### Stored records
§ §
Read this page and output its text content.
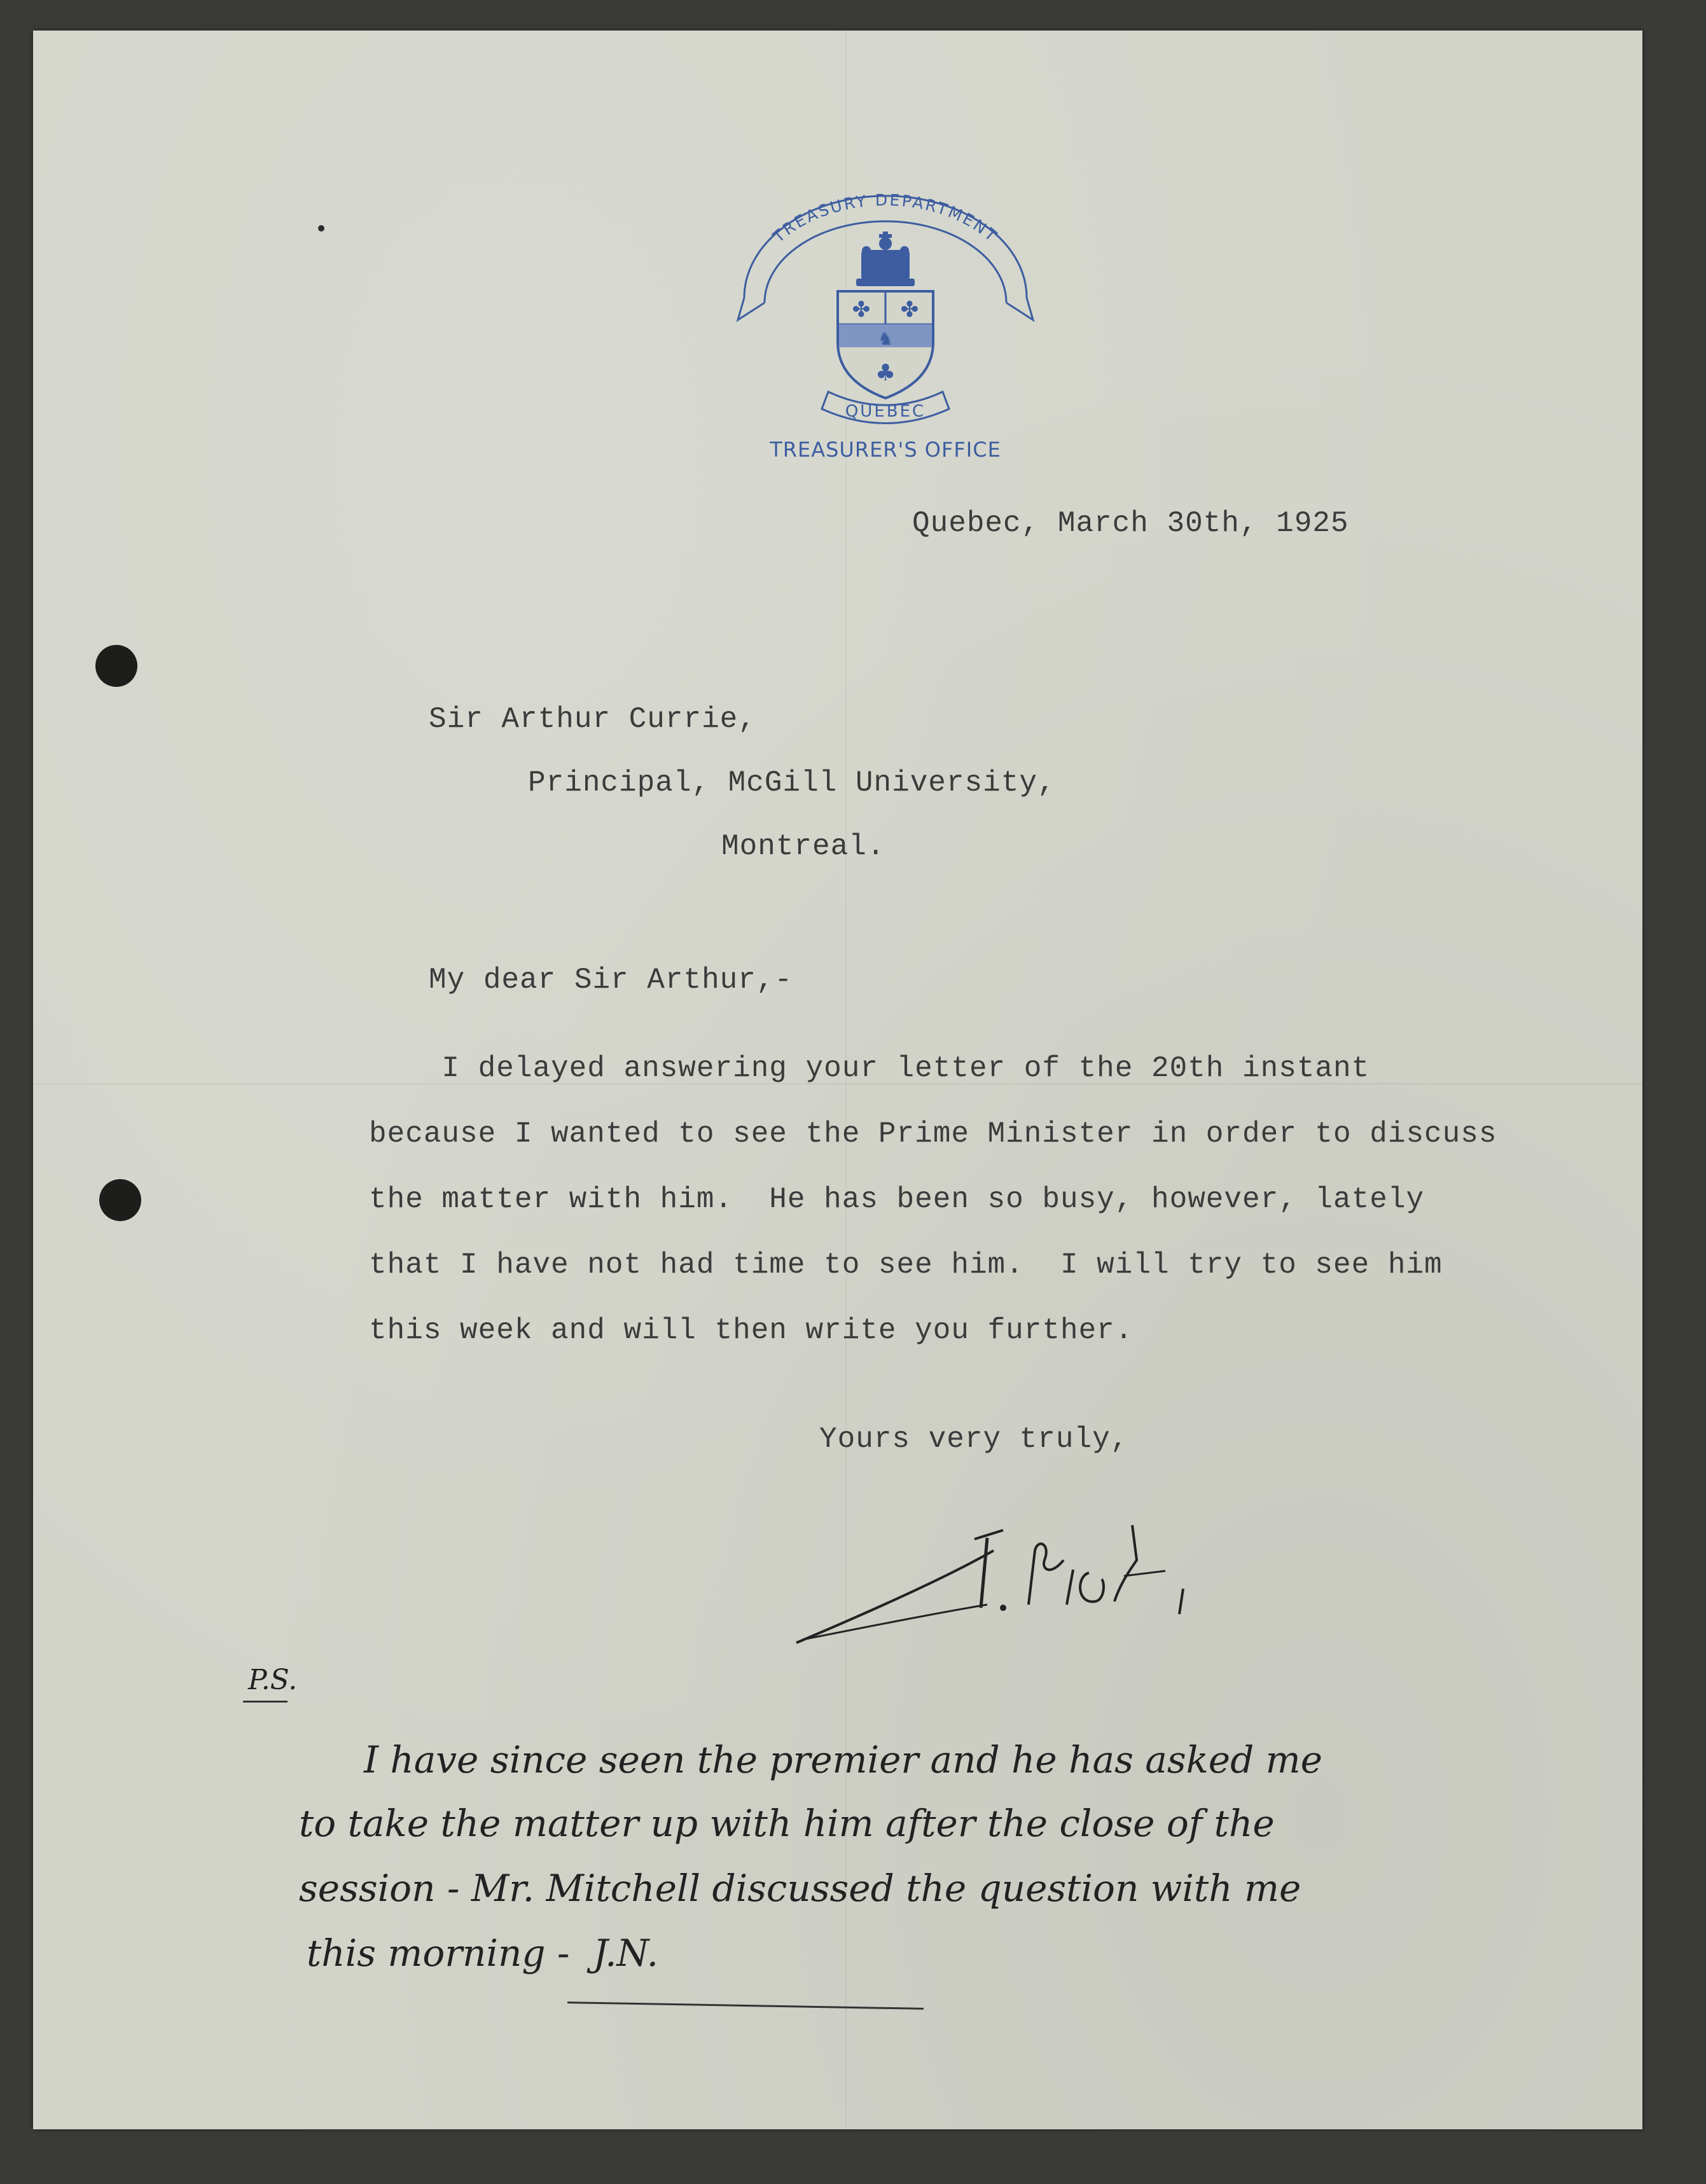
TREASURY DEPARTMENT
✤ ✤
♞
♣
QUEBEC
TREASURER'S OFFICE
Quebec, March 30th, 1925
Sir Arthur Currie,
Principal, McGill University,
Montreal.
My dear Sir Arthur,-
I delayed answering your letter of the 20th instant
because I wanted to see the Prime Minister in order to discuss
the matter with him.  He has been so busy, however, lately
that I have not had time to see him.  I will try to see him
this week and will then write you further.
Yours very truly,
P.S.
I have since seen the premier and he has asked me
to take the matter up with him after the close of the
session - Mr. Mitchell discussed the question with me
this morning -  J.N.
§ §
### Exercise
Find every line that includes the string "this". Report how many there are and nothing else.

### The result
3